**Required tasks**
a: In the MetroLink expansion text, which body makes the final decisions about future MetroLink expansion?
b: Please continue the MetroLink expansion text from its last sentence.

**Text section**
++++

Ask Metro: What steps will it take to expand MetroLink?
St. Louis County Executive Steve Stenger announced last week he is authorizing $1 million for a MetroLink expansion feasibility study. As you might expect, the topic came up yesterday during our monthly Post-Dispatch Live Chat.
Q: What steps will it take to expand MetroLink in the St. Louis region?
First, Bi-State Development Agency does not decide where or when MetroLink expansion will take place. As the regional planning authority, the East-West Gateway Council of Governments makes the final decisions about the future expansion of MetroLink.
Prior to that, we must consider the feasibility for any project. Ultimately, we’re exploring whether the benefits of any given project justify the costs, and if so, do we have (or are we likely to gain) the resources necessary to support the project.
With light rail, the cost to construct new service is significant (upwards of $60 million to $80 million per mile). In order to consider any type of expansion, any project the region proposes must compete for scarce federal transit project construction funds (which typically could support up to 50 percent of construction costs). These funds are very competitive, and the federal process considers factors such as a project’s ridership and development potential; cost-benefit analysis; social justice; environmental impacts, etc. Beyond construction costs (and the region and/or state would have to bear at least 50 percent of construction costs), we must also consider the ongoing cost of operating service. This must be borne 100 percent at the local/state level (federal funds are not available to operate transit service). This is a tremendous list of requirements, but the benefits of light rail in our community and others are evident.

++++

**Data extract**

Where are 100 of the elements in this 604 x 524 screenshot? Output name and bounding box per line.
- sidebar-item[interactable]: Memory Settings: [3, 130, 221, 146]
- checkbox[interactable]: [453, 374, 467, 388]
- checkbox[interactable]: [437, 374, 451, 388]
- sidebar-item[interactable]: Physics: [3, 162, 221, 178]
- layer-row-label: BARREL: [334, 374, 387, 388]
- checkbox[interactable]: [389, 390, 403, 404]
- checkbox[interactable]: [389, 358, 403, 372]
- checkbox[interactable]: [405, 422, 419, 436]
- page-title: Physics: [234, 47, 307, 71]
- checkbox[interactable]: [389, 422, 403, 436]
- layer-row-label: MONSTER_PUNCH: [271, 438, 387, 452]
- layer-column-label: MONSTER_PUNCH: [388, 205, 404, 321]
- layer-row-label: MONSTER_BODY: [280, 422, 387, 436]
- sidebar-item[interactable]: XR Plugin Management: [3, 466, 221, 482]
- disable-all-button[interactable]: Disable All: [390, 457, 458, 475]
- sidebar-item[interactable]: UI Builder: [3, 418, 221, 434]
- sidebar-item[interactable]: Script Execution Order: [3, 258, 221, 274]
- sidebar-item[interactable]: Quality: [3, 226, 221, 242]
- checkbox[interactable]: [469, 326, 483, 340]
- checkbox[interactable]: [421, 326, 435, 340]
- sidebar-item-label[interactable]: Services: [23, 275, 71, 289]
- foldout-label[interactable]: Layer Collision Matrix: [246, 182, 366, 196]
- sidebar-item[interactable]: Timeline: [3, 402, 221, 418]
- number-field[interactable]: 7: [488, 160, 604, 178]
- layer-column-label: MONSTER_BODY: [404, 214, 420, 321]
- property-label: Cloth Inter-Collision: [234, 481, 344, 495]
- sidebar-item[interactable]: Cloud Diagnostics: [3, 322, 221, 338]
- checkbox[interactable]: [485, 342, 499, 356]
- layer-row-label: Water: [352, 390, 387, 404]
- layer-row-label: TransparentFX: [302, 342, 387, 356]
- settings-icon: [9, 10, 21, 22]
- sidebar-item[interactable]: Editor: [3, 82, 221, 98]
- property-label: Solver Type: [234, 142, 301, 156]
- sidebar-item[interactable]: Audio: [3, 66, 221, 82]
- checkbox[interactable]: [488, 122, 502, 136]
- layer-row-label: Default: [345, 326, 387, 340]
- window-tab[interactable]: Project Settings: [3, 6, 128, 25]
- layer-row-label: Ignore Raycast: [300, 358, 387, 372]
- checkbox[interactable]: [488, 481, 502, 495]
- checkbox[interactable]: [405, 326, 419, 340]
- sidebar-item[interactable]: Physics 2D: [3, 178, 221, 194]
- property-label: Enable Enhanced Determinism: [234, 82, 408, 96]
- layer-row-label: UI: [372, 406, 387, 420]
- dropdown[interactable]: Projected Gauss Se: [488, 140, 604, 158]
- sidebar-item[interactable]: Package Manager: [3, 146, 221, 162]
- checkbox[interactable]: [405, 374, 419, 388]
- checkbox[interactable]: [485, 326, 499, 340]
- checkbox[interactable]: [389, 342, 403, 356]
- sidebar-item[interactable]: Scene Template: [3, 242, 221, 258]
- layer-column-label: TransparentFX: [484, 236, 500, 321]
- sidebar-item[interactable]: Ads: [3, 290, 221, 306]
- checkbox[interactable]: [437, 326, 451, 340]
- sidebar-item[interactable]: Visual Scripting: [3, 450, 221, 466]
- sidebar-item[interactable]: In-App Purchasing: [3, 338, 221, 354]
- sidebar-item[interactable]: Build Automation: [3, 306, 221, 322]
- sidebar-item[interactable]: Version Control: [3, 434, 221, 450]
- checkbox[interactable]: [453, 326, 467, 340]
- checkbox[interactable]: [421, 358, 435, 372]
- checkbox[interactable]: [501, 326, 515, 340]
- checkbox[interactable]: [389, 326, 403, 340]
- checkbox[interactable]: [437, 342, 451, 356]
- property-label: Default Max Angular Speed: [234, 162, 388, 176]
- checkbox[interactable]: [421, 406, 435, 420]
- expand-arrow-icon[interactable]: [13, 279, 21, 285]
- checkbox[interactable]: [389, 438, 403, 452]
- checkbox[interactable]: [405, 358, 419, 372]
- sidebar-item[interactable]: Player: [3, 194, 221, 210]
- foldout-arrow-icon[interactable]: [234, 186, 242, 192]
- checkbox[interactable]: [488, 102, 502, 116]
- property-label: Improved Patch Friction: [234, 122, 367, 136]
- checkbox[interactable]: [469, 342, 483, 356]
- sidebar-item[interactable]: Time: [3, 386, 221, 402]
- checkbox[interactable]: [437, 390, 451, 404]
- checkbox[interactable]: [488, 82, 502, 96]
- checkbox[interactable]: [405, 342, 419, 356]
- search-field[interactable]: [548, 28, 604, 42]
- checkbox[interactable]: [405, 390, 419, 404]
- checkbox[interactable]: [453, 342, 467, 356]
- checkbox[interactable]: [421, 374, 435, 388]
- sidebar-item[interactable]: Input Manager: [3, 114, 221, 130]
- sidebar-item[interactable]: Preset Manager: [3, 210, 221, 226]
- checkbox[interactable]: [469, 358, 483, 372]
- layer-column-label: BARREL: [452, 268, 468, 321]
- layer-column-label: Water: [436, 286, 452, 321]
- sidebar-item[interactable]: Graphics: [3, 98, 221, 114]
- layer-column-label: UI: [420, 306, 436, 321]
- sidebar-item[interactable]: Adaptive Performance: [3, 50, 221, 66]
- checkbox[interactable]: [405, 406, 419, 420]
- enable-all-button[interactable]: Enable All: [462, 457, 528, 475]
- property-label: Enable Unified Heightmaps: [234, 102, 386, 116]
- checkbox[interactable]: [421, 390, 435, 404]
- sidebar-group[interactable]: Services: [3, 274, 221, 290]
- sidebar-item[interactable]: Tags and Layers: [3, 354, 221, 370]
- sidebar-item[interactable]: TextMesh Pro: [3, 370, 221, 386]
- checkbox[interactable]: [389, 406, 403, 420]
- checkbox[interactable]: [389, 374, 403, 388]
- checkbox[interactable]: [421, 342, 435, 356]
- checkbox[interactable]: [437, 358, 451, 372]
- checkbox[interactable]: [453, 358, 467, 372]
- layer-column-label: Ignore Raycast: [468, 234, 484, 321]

++++

**Results in order**
a: The East-West Gateway Council of Governments.

b:
Light rail makes the most sense in corridors that are relatively dense and have high concentrations of population and jobs and other activity centers such as universities, hospitals, etc. With “fixed guideway transit,” like light rail, cost is heavily dependent on distance. You have to purchase right-of-way, lay track, install utilities, track switches, signals, etc. The greater the distance, the greater the cost.
It’s worth mentioning that even if light rail is not deemed to be an effective or viable option for any given corridor, another type of transit may be. The St. Louis region is comprised of many different communities and corridors, and therefore a one-size-fits-all approach to transit doesn’t work for us, nor does it work well elsewhere. The MetroBus system, for example, carries almost twice the daily passengers as MetroLink. The flexibility and lower capital cost of bus service are appealing.
Metro has also explored the feasibility of a type of transit service called bus rapid transit (BRT). This type of service offers high-frequency travel on dedicated routes and serves a limited number of stations. This might be a good option for corridors where light rail isn’t immediately feasible.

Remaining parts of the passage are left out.